Exercise:
Reproduce each line exactly, including spacing and punctuation.

(Excerpts from a figure dataset)
....................

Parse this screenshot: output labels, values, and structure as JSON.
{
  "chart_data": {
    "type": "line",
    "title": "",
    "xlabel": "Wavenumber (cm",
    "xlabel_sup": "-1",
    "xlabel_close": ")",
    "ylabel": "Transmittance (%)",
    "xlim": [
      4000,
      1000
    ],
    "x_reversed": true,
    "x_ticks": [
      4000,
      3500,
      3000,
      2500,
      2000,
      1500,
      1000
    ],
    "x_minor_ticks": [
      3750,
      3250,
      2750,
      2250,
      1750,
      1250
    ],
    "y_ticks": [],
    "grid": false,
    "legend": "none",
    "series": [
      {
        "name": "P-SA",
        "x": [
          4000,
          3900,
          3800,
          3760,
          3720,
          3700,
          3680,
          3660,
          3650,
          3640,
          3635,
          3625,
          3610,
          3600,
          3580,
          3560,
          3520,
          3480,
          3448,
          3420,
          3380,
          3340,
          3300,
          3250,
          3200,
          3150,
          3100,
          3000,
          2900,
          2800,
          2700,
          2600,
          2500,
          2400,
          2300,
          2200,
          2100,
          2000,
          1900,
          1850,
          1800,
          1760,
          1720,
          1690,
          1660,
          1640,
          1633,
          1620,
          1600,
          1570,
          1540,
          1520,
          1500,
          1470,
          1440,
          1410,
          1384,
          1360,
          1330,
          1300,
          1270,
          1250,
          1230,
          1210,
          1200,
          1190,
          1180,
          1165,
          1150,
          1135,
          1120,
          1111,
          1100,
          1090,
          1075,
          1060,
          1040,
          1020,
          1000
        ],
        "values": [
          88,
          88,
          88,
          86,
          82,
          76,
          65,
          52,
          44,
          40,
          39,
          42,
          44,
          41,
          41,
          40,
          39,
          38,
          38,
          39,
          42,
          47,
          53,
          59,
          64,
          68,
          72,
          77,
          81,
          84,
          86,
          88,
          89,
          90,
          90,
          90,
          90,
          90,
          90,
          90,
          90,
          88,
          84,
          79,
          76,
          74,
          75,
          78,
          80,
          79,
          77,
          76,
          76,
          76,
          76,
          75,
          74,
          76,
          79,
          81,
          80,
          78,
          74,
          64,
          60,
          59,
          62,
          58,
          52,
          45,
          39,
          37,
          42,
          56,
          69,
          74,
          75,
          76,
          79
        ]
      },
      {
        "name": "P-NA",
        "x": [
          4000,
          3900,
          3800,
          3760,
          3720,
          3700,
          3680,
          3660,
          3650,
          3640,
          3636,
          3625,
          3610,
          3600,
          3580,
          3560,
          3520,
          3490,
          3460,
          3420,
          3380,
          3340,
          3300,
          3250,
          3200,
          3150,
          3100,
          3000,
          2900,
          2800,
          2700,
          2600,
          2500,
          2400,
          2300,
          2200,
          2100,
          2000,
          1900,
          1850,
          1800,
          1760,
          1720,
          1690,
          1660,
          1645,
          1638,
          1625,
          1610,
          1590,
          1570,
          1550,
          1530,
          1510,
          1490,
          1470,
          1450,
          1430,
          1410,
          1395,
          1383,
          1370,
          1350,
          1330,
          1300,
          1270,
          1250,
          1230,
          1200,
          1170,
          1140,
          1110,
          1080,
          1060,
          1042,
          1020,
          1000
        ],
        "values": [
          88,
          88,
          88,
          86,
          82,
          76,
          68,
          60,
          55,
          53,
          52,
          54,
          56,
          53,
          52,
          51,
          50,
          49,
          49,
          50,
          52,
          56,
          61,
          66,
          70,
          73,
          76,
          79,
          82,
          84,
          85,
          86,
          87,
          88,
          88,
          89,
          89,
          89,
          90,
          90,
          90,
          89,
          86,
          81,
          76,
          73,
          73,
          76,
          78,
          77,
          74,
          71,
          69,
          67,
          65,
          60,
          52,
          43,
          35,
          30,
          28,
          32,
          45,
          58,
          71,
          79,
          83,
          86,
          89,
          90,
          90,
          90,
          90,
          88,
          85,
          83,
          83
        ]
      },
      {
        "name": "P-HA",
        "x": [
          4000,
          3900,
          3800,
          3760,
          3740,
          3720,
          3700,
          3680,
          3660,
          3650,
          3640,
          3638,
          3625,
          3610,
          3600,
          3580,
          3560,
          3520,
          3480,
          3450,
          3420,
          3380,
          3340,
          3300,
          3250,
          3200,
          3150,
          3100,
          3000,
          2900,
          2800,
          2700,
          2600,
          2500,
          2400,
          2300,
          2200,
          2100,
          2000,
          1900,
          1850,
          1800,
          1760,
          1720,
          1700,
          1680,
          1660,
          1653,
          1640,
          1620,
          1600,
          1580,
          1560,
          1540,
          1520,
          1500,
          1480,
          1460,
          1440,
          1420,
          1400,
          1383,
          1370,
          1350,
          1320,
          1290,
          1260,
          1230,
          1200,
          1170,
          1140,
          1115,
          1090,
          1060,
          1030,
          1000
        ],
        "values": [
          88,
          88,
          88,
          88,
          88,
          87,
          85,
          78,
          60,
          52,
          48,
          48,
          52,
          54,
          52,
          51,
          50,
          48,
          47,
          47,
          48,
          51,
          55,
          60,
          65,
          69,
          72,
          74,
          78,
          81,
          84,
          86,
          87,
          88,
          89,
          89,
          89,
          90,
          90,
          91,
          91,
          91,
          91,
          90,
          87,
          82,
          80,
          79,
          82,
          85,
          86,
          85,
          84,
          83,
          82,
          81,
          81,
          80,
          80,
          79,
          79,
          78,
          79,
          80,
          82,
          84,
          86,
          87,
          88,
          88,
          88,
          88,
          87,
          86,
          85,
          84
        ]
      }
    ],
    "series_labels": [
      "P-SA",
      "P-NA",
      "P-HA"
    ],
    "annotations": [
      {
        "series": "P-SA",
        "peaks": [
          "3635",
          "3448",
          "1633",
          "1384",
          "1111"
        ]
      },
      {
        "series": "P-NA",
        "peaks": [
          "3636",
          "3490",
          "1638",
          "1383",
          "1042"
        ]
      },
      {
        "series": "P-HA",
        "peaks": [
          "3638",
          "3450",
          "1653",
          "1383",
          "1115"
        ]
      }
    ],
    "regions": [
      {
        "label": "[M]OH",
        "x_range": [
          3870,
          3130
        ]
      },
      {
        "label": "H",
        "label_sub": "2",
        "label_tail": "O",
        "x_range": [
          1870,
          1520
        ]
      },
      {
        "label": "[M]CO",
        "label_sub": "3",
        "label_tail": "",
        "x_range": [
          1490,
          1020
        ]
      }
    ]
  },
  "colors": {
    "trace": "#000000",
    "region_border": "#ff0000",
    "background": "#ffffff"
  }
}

....................

Written solution:
Parse this screenshot: output labels, values, and structure as JSON.
{
  "chart_data": {
    "type": "line",
    "title": "",
    "xlabel": "Wavenumber (cm",
    "xlabel_sup": "-1",
    "xlabel_close": ")",
    "ylabel": "Transmittance (%)",
    "xlim": [
      4000,
      1000
    ],
    "x_reversed": true,
    "x_ticks": [
      4000,
      3500,
      3000,
      2500,
      2000,
      1500,
      1000
    ],
    "x_minor_ticks": [
      3750,
      3250,
      2750,
      2250,
      1750,
      1250
    ],
    "y_ticks": [],
    "grid": false,
    "legend": "none",
    "series": [
      {
        "name": "P-SA",
        "x": [
          4000,
          3900,
          3800,
          3760,
          3720,
          3700,
          3680,
          3660,
          3650,
          3640,
          3635,
          3625,
          3610,
          3600,
          3580,
          3560,
          3520,
          3480,
          3448,
          3420,
          3380,
          3340,
          3300,
          3250,
          3200,
          3150,
          3100,
          3000,
          2900,
          2800,
          2700,
          2600,
          2500,
          2400,
          2300,
          2200,
          2100,
          2000,
          1900,
          1850,
          1800,
          1760,
          1720,
          1690,
          1660,
          1640,
          1633,
          1620,
          1600,
          1570,
          1540,
          1520,
          1500,
          1470,
          1440,
          1410,
          1384,
          1360,
          1330,
          1300,
          1270,
          1250,
          1230,
          1210,
          1200,
          1190,
          1180,
          1165,
          1150,
          1135,
          1120,
          1111,
          1100,
          1090,
          1075,
          1060,
          1040,
          1020,
          1000
        ],
        "values": [
          88,
          88,
          88,
          86,
          82,
          76,
          65,
          52,
          44,
          40,
          39,
          42,
          44,
          41,
          41,
          40,
          39,
          38,
          38,
          39,
          42,
          47,
          53,
          59,
          64,
          68,
          72,
          77,
          81,
          84,
          86,
          88,
          89,
          90,
          90,
          90,
          90,
          90,
          90,
          90,
          90,
          88,
          84,
          79,
          76,
          74,
          75,
          78,
          80,
          79,
          77,
          76,
          76,
          76,
          76,
          75,
          74,
          76,
          79,
          81,
          80,
          78,
          74,
          64,
          60,
          59,
          62,
          58,
          52,
          45,
          39,
          37,
          42,
          56,
          69,
          74,
          75,
          76,
          79
        ]
      },
      {
        "name": "P-NA",
        "x": [
          4000,
          3900,
          3800,
          3760,
          3720,
          3700,
          3680,
          3660,
          3650,
          3640,
          3636,
          3625,
          3610,
          3600,
          3580,
          3560,
          3520,
          3490,
          3460,
          3420,
          3380,
          3340,
          3300,
          3250,
          3200,
          3150,
          3100,
          3000,
          2900,
          2800,
          2700,
          2600,
          2500,
          2400,
          2300,
          2200,
          2100,
          2000,
          1900,
          1850,
          1800,
          1760,
          1720,
          1690,
          1660,
          1645,
          1638,
          1625,
          1610,
          1590,
          1570,
          1550,
          1530,
          1510,
          1490,
          1470,
          1450,
          1430,
          1410,
          1395,
          1383,
          1370,
          1350,
          1330,
          1300,
          1270,
          1250,
          1230,
          1200,
          1170,
          1140,
          1110,
          1080,
          1060,
          1042,
          1020,
          1000
        ],
        "values": [
          88,
          88,
          88,
          86,
          82,
          76,
          68,
          60,
          55,
          53,
          52,
          54,
          56,
          53,
          52,
          51,
          50,
          49,
          49,
          50,
          52,
          56,
          61,
          66,
          70,
          73,
          76,
          79,
          82,
          84,
          85,
          86,
          87,
          88,
          88,
          89,
          89,
          89,
          90,
          90,
          90,
          89,
          86,
          81,
          76,
          73,
          73,
          76,
          78,
          77,
          74,
          71,
          69,
          67,
          65,
          60,
          52,
          43,
          35,
          30,
          28,
          32,
          45,
          58,
          71,
          79,
          83,
          86,
          89,
          90,
          90,
          90,
          90,
          88,
          85,
          83,
          83
        ]
      },
      {
        "name": "P-HA",
        "x": [
          4000,
          3900,
          3800,
          3760,
          3740,
          3720,
          3700,
          3680,
          3660,
          3650,
          3640,
          3638,
          3625,
          3610,
          3600,
          3580,
          3560,
          3520,
          3480,
          3450,
          3420,
          3380,
          3340,
          3300,
          3250,
          3200,
          3150,
          3100,
          3000,
          2900,
          2800,
          2700,
          2600,
          2500,
          2400,
          2300,
          2200,
          2100,
          2000,
          1900,
          1850,
          1800,
          1760,
          1720,
          1700,
          1680,
          1660,
          1653,
          1640,
          1620,
          1600,
          1580,
          1560,
          1540,
          1520,
          1500,
          1480,
          1460,
          1440,
          1420,
          1400,
          1383,
          1370,
          1350,
          1320,
          1290,
          1260,
          1230,
          1200,
          1170,
          1140,
          1115,
          1090,
          1060,
          1030,
          1000
        ],
        "values": [
          88,
          88,
          88,
          88,
          88,
          87,
          85,
          78,
          60,
          52,
          48,
          48,
          52,
          54,
          52,
          51,
          50,
          48,
          47,
          47,
          48,
          51,
          55,
          60,
          65,
          69,
          72,
          74,
          78,
          81,
          84,
          86,
          87,
          88,
          89,
          89,
          89,
          90,
          90,
          91,
          91,
          91,
          91,
          90,
          87,
          82,
          80,
          79,
          82,
          85,
          86,
          85,
          84,
          83,
          82,
          81,
          81,
          80,
          80,
          79,
          79,
          78,
          79,
          80,
          82,
          84,
          86,
          87,
          88,
          88,
          88,
          88,
          87,
          86,
          85,
          84
        ]
      }
    ],
    "series_labels": [
      "P-SA",
      "P-NA",
      "P-HA"
    ],
    "annotations": [
      {
        "series": "P-SA",
        "peaks": [
          "3635",
          "3448",
          "1633",
          "1384",
          "1111"
        ]
      },
      {
        "series": "P-NA",
        "peaks": [
          "3636",
          "3490",
          "1638",
          "1383",
          "1042"
        ]
      },
      {
        "series": "P-HA",
        "peaks": [
          "3638",
          "3450",
          "1653",
          "1383",
          "1115"
        ]
      }
    ],
    "regions": [
      {
        "label": "[M]OH",
        "x_range": [
          3870,
          3130
        ]
      },
      {
        "label": "H",
        "label_sub": "2",
        "label_tail": "O",
        "x_range": [
          1870,
          1520
        ]
      },
      {
        "label": "[M]CO",
        "label_sub": "3",
        "label_tail": "",
        "x_range": [
          1490,
          1020
        ]
      }
    ]
  },
  "colors": {
    "trace": "#000000",
    "region_border": "#ff0000",
    "background": "#ffffff"
  }
}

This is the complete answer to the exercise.